[Aim]: Count the lines in the records below that contain the string "hikes", and give only that number.

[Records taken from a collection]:
- - - - - - -

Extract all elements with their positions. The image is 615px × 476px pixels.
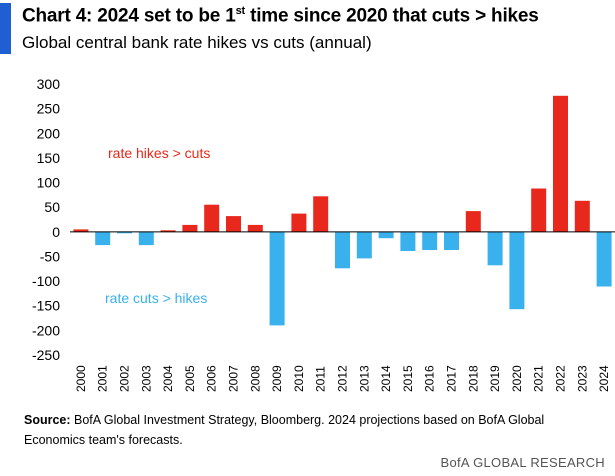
x-tick-label: 2023	[575, 365, 589, 392]
y-tick-label: -200	[32, 322, 60, 338]
y-tick-label: -250	[32, 347, 60, 363]
bar-2023	[574, 200, 590, 232]
x-tick-label: 2024	[597, 365, 611, 392]
x-tick-label: 2013	[357, 365, 371, 392]
x-tick-label: 2010	[292, 365, 306, 392]
x-tick-label: 2020	[510, 365, 524, 392]
x-tick-label: 2014	[379, 365, 393, 392]
x-tick-label: 2004	[161, 365, 175, 392]
annotation-cuts: rate cuts > hikes	[105, 290, 207, 306]
y-tick-label: 150	[37, 150, 61, 166]
brand-footer: BofA GLOBAL RESEARCH	[440, 455, 605, 470]
bar-2021	[531, 188, 547, 232]
y-tick-label: 300	[37, 76, 61, 92]
x-tick-label: 2016	[423, 365, 437, 392]
y-tick-label: -150	[32, 298, 60, 314]
bar-2018	[465, 211, 481, 232]
y-tick-label: 200	[37, 125, 61, 141]
x-tick-label: 2003	[139, 365, 153, 392]
source-note: Source: BofA Global Investment Strategy,…	[24, 413, 545, 447]
x-tick-label: 2021	[532, 365, 546, 392]
bar-2013	[356, 231, 372, 259]
x-tick-label: 2015	[401, 365, 415, 392]
bar-2000	[73, 229, 89, 232]
y-tick-label: 250	[37, 101, 61, 117]
y-tick-label: 100	[37, 175, 61, 191]
bar-2008	[247, 224, 263, 232]
chart-subtitle: Global central bank rate hikes vs cuts (…	[22, 33, 372, 52]
bar-2016	[422, 231, 438, 250]
x-tick-label: 2005	[183, 365, 197, 392]
bar-chart: 300 250 200 150 100 50 0 -50 -100 -150 -200 -250 200…	[32, 76, 615, 392]
bar-2006	[204, 204, 220, 232]
x-tick-label: 2019	[488, 365, 502, 392]
y-tick-label: 50	[44, 199, 60, 215]
annotation-hikes: rate hikes > cuts	[108, 145, 210, 161]
bar-2007	[226, 216, 241, 232]
bar-2017	[444, 231, 459, 250]
y-tick-label: -100	[32, 273, 60, 289]
x-tick-label: 2006	[205, 365, 219, 392]
x-tick-label: 2009	[270, 365, 284, 392]
bar-2012	[335, 231, 350, 269]
bar-2004	[160, 230, 176, 232]
bar-2010	[291, 213, 307, 232]
x-tick-label: 2012	[336, 365, 350, 392]
y-tick-label: -50	[40, 248, 60, 264]
chart-title: Chart 4: 2024 set to be 1st time since 2…	[22, 5, 539, 27]
x-tick-label: 2022	[554, 365, 568, 392]
accent-bar	[0, 3, 11, 54]
bar-2022	[553, 95, 568, 232]
bar-2024	[596, 231, 612, 287]
x-tick-label: 2011	[314, 366, 328, 392]
y-tick-label: 0	[52, 224, 60, 240]
bar-2005	[182, 224, 198, 232]
x-tick-label: 2008	[248, 365, 262, 392]
bar-2002	[117, 231, 132, 234]
x-tick-label: 2000	[74, 365, 88, 392]
bar-2014	[378, 231, 394, 239]
bar-2020	[509, 231, 525, 310]
bar-2015	[400, 231, 416, 251]
bar-2009	[269, 231, 285, 326]
bar-2011	[313, 196, 329, 232]
bar-2001	[95, 231, 111, 246]
x-tick-label: 2001	[96, 365, 110, 392]
x-tick-label: 2007	[227, 365, 241, 392]
x-tick-label: 2018	[466, 365, 480, 392]
bar-2019	[487, 231, 503, 266]
x-tick-label: 2002	[118, 365, 132, 392]
x-tick-label: 2017	[445, 365, 459, 392]
bar-2003	[138, 231, 154, 246]
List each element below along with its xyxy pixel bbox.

- - - - - - -

[Final answer]: 3